**Given data**
* * * * * * *
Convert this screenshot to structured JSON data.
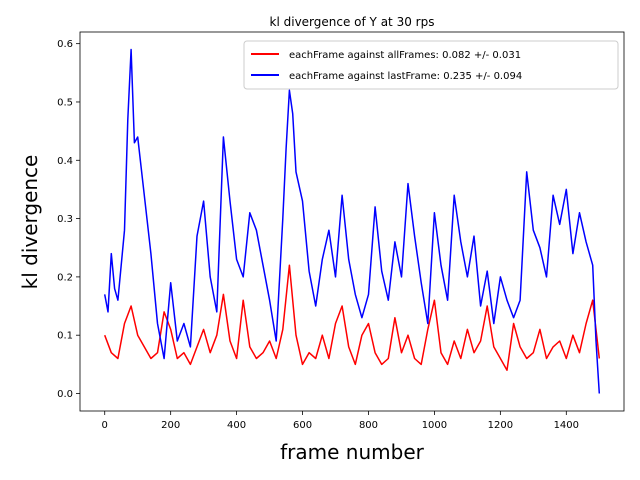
{
  "chart_data": {
    "type": "line",
    "title": "kl divergence of Y at 30 rps",
    "xlabel": "frame number",
    "ylabel": "kl divergence",
    "xlim": [
      -75,
      1575
    ],
    "ylim": [
      -0.03,
      0.62
    ],
    "xticks": [
      0,
      200,
      400,
      600,
      800,
      1000,
      1200,
      1400
    ],
    "yticks": [
      0.0,
      0.1,
      0.2,
      0.3,
      0.4,
      0.5,
      0.6
    ],
    "xtick_labels": [
      "0",
      "200",
      "400",
      "600",
      "800",
      "1000",
      "1200",
      "1400"
    ],
    "ytick_labels": [
      "0.0",
      "0.1",
      "0.2",
      "0.3",
      "0.4",
      "0.5",
      "0.6"
    ],
    "legend_position": "top-right",
    "series": [
      {
        "name": "eachFrame against allFrames: 0.082 +/- 0.031",
        "color": "#ff0000",
        "x": [
          0,
          20,
          40,
          60,
          80,
          100,
          120,
          140,
          160,
          180,
          200,
          220,
          240,
          260,
          280,
          300,
          320,
          340,
          360,
          380,
          400,
          420,
          440,
          460,
          480,
          500,
          520,
          540,
          560,
          580,
          600,
          620,
          640,
          660,
          680,
          700,
          720,
          740,
          760,
          780,
          800,
          820,
          840,
          860,
          880,
          900,
          920,
          940,
          960,
          980,
          1000,
          1020,
          1040,
          1060,
          1080,
          1100,
          1120,
          1140,
          1160,
          1180,
          1200,
          1220,
          1240,
          1260,
          1280,
          1300,
          1320,
          1340,
          1360,
          1380,
          1400,
          1420,
          1440,
          1460,
          1480,
          1500
        ],
        "values": [
          0.1,
          0.07,
          0.06,
          0.12,
          0.15,
          0.1,
          0.08,
          0.06,
          0.07,
          0.14,
          0.11,
          0.06,
          0.07,
          0.05,
          0.08,
          0.11,
          0.07,
          0.1,
          0.17,
          0.09,
          0.06,
          0.16,
          0.08,
          0.06,
          0.07,
          0.09,
          0.06,
          0.11,
          0.22,
          0.1,
          0.05,
          0.07,
          0.06,
          0.1,
          0.06,
          0.12,
          0.15,
          0.08,
          0.05,
          0.1,
          0.12,
          0.07,
          0.05,
          0.06,
          0.13,
          0.07,
          0.1,
          0.06,
          0.05,
          0.11,
          0.16,
          0.07,
          0.05,
          0.09,
          0.06,
          0.11,
          0.07,
          0.09,
          0.15,
          0.08,
          0.06,
          0.04,
          0.12,
          0.08,
          0.06,
          0.07,
          0.11,
          0.06,
          0.08,
          0.09,
          0.06,
          0.1,
          0.07,
          0.12,
          0.16,
          0.06
        ]
      },
      {
        "name": "eachFrame against lastFrame: 0.235 +/- 0.094",
        "color": "#0000ff",
        "x": [
          0,
          10,
          20,
          30,
          40,
          60,
          70,
          80,
          90,
          100,
          120,
          140,
          160,
          180,
          200,
          220,
          240,
          260,
          280,
          300,
          320,
          340,
          360,
          380,
          400,
          420,
          440,
          460,
          480,
          500,
          520,
          540,
          550,
          560,
          570,
          580,
          600,
          620,
          640,
          660,
          680,
          700,
          720,
          740,
          760,
          780,
          800,
          820,
          840,
          860,
          880,
          900,
          920,
          940,
          960,
          980,
          1000,
          1020,
          1040,
          1060,
          1080,
          1100,
          1120,
          1140,
          1160,
          1180,
          1200,
          1220,
          1240,
          1260,
          1280,
          1300,
          1320,
          1340,
          1360,
          1380,
          1400,
          1420,
          1440,
          1460,
          1470,
          1480,
          1490,
          1500
        ],
        "values": [
          0.17,
          0.14,
          0.24,
          0.18,
          0.16,
          0.28,
          0.47,
          0.59,
          0.43,
          0.44,
          0.34,
          0.24,
          0.12,
          0.06,
          0.19,
          0.09,
          0.12,
          0.08,
          0.27,
          0.33,
          0.2,
          0.14,
          0.44,
          0.33,
          0.23,
          0.2,
          0.31,
          0.28,
          0.22,
          0.16,
          0.09,
          0.3,
          0.42,
          0.52,
          0.48,
          0.38,
          0.33,
          0.21,
          0.15,
          0.23,
          0.28,
          0.2,
          0.34,
          0.23,
          0.17,
          0.13,
          0.17,
          0.32,
          0.21,
          0.16,
          0.26,
          0.2,
          0.36,
          0.27,
          0.19,
          0.12,
          0.31,
          0.22,
          0.16,
          0.34,
          0.26,
          0.2,
          0.27,
          0.15,
          0.21,
          0.12,
          0.2,
          0.16,
          0.13,
          0.16,
          0.38,
          0.28,
          0.25,
          0.2,
          0.34,
          0.29,
          0.35,
          0.24,
          0.31,
          0.26,
          0.24,
          0.22,
          0.09,
          0.0
        ]
      }
    ]
  }
}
* * * * * * *
Respond with the number of lines containing "divergence" and no additional words.

**Answer to the task**
2